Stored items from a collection
"""

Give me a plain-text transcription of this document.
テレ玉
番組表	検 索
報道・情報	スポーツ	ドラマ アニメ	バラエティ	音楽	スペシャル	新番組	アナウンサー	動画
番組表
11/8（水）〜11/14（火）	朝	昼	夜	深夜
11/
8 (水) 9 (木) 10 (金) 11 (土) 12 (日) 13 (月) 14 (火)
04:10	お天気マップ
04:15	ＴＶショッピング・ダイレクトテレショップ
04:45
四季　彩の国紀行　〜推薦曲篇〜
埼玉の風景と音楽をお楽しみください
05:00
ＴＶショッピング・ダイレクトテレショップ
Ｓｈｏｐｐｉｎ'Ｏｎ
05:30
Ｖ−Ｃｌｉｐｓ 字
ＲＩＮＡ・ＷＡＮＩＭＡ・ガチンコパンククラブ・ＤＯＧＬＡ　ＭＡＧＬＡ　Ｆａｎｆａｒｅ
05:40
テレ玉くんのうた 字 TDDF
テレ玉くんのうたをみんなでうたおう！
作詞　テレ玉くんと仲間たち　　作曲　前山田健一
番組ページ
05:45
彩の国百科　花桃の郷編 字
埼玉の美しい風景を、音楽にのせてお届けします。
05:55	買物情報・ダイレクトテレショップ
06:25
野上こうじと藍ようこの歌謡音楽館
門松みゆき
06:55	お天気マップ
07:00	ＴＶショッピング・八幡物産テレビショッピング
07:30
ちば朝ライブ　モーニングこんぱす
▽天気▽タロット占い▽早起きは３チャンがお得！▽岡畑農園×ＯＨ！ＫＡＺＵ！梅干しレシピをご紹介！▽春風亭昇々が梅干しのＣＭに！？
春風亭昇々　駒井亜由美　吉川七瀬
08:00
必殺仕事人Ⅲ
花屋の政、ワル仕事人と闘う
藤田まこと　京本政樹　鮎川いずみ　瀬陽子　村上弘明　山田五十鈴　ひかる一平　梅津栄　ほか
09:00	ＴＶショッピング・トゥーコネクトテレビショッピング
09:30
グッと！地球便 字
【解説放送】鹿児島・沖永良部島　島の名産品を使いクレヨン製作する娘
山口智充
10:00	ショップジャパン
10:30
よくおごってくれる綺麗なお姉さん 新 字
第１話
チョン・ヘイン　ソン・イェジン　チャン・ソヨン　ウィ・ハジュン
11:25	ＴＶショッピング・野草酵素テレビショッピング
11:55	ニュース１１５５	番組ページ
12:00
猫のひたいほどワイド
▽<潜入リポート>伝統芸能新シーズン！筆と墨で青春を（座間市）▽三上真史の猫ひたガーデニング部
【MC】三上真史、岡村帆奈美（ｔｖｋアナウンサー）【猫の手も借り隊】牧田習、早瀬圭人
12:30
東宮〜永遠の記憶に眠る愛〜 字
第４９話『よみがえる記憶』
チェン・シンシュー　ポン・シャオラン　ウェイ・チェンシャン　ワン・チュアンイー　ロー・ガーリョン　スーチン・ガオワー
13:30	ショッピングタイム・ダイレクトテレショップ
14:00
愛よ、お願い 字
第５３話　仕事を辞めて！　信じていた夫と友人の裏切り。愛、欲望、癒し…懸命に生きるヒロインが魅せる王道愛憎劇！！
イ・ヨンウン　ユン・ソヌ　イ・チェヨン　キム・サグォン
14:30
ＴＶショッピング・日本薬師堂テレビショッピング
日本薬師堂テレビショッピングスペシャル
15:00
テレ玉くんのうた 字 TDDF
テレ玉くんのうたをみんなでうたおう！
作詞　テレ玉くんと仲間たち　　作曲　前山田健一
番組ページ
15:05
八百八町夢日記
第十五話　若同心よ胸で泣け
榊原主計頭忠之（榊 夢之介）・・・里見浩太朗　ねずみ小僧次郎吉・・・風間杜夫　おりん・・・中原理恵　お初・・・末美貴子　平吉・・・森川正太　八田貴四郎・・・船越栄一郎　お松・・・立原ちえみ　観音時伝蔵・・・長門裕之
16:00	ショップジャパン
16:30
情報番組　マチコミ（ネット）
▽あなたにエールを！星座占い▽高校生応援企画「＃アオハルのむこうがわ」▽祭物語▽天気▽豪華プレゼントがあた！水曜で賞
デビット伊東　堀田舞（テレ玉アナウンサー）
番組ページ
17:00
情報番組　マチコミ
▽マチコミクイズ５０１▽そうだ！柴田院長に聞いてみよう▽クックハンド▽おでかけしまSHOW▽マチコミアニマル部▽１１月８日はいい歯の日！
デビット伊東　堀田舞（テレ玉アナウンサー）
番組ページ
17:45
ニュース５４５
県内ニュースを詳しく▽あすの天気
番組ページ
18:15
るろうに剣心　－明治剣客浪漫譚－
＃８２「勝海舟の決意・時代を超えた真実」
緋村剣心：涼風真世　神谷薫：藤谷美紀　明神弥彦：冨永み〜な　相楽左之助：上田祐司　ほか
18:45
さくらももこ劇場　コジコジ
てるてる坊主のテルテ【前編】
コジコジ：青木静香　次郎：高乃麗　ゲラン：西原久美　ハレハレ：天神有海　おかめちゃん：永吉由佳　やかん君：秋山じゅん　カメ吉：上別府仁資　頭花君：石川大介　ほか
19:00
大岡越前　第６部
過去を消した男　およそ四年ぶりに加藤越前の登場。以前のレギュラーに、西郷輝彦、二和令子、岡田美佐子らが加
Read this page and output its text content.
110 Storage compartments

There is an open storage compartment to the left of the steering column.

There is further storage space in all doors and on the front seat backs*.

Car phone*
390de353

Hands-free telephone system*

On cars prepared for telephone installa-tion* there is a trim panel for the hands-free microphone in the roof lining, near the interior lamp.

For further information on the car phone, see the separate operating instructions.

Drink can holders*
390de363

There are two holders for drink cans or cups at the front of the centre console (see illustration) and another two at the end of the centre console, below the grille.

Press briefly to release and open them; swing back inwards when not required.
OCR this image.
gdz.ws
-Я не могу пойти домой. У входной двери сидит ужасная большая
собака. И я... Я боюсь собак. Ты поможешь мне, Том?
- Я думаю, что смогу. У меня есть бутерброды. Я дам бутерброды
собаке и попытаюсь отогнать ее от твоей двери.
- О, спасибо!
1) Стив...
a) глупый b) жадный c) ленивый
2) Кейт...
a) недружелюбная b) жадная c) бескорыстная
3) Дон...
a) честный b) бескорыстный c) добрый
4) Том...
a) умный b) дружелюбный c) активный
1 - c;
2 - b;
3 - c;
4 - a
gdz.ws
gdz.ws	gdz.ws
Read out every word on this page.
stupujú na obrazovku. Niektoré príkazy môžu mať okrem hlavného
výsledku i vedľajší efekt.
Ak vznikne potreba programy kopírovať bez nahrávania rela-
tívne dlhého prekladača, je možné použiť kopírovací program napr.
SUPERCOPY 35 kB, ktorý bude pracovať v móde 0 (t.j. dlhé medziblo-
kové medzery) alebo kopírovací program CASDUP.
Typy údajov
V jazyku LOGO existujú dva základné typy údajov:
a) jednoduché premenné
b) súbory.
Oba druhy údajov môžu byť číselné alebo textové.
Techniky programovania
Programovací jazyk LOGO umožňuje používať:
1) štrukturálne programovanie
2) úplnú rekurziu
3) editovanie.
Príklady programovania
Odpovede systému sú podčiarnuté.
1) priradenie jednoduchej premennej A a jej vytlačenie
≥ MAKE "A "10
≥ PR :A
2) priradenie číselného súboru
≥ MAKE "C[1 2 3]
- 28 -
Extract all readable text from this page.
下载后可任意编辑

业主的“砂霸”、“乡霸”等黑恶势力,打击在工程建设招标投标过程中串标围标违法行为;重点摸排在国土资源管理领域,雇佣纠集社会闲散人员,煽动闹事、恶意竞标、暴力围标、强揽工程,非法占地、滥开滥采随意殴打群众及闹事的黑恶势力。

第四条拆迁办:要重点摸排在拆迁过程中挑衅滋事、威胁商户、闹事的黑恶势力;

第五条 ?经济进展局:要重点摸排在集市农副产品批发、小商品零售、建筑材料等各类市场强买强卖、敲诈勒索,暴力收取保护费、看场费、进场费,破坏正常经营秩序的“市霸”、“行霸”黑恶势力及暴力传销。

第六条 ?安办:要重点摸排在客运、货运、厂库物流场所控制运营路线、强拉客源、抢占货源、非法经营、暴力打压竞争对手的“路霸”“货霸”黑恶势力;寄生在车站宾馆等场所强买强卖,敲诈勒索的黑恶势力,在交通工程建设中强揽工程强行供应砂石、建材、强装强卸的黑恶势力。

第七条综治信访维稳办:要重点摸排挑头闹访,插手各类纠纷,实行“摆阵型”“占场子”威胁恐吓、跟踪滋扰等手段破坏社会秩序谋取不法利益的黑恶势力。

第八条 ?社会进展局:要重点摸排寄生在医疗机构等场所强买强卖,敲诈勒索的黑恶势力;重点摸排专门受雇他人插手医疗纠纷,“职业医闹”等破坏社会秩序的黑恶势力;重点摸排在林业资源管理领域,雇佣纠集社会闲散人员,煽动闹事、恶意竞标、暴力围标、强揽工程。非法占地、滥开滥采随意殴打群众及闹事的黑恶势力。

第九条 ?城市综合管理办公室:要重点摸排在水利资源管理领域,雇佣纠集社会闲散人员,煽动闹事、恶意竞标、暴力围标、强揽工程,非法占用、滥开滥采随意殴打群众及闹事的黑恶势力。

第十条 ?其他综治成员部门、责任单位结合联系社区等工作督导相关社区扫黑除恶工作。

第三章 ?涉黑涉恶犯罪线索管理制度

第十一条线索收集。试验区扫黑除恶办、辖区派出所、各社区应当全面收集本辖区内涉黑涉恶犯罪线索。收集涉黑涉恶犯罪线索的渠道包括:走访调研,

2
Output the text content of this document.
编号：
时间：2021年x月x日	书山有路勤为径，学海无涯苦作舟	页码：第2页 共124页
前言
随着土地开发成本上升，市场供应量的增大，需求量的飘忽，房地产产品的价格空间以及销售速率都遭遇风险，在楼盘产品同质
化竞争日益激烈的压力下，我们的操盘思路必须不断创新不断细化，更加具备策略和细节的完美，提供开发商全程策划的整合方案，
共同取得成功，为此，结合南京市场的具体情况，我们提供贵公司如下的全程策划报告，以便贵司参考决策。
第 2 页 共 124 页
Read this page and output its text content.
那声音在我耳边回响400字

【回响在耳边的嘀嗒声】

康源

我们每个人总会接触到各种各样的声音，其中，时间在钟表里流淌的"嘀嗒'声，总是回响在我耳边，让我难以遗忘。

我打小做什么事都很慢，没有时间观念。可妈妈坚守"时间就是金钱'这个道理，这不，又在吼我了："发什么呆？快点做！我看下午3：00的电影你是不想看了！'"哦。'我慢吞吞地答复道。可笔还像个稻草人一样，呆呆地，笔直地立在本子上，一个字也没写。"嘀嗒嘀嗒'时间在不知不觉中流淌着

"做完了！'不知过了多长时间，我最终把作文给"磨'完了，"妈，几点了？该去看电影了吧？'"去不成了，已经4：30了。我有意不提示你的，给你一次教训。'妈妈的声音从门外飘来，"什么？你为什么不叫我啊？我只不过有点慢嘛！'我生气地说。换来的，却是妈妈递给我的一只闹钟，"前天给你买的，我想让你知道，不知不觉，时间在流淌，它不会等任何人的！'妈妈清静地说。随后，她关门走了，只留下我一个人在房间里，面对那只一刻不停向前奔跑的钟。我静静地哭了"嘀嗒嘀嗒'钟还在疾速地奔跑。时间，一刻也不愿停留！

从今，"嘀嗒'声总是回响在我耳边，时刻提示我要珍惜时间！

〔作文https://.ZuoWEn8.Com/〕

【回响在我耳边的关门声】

"""

What the task requires:
Repeat word for word the lines running from the line containing "Output the text content of this document." to the end of the entries above, inclusive.

Exercise answer:
Output the text content of this document.
编号：
时间：2021年x月x日	书山有路勤为径，学海无涯苦作舟	页码：第2页 共124页
前言
随着土地开发成本上升，市场供应量的增大，需求量的飘忽，房地产产品的价格空间以及销售速率都遭遇风险，在楼盘产品同质
化竞争日益激烈的压力下，我们的操盘思路必须不断创新不断细化，更加具备策略和细节的完美，提供开发商全程策划的整合方案，
共同取得成功，为此，结合南京市场的具体情况，我们提供贵公司如下的全程策划报告，以便贵司参考决策。
第 2 页 共 124 页
Read this page and output its text content.
那声音在我耳边回响400字

【回响在耳边的嘀嗒声】

康源

我们每个人总会接触到各种各样的声音，其中，时间在钟表里流淌的"嘀嗒'声，总是回响在我耳边，让我难以遗忘。

我打小做什么事都很慢，没有时间观念。可妈妈坚守"时间就是金钱'这个道理，这不，又在吼我了："发什么呆？快点做！我看下午3：00的电影你是不想看了！'"哦。'我慢吞吞地答复道。可笔还像个稻草人一样，呆呆地，笔直地立在本子上，一个字也没写。"嘀嗒嘀嗒'时间在不知不觉中流淌着

"做完了！'不知过了多长时间，我最终把作文给"磨'完了，"妈，几点了？该去看电影了吧？'"去不成了，已经4：30了。我有意不提示你的，给你一次教训。'妈妈的声音从门外飘来，"什么？你为什么不叫我啊？我只不过有点慢嘛！'我生气地说。换来的，却是妈妈递给我的一只闹钟，"前天给你买的，我想让你知道，不知不觉，时间在流淌，它不会等任何人的！'妈妈清静地说。随后，她关门走了，只留下我一个人在房间里，面对那只一刻不停向前奔跑的钟。我静静地哭了"嘀嗒嘀嗒'钟还在疾速地奔跑。时间，一刻也不愿停留！

从今，"嘀嗒'声总是回响在我耳边，时刻提示我要珍惜时间！

〔作文https://.ZuoWEn8.Com/〕

【回响在我耳边的关门声】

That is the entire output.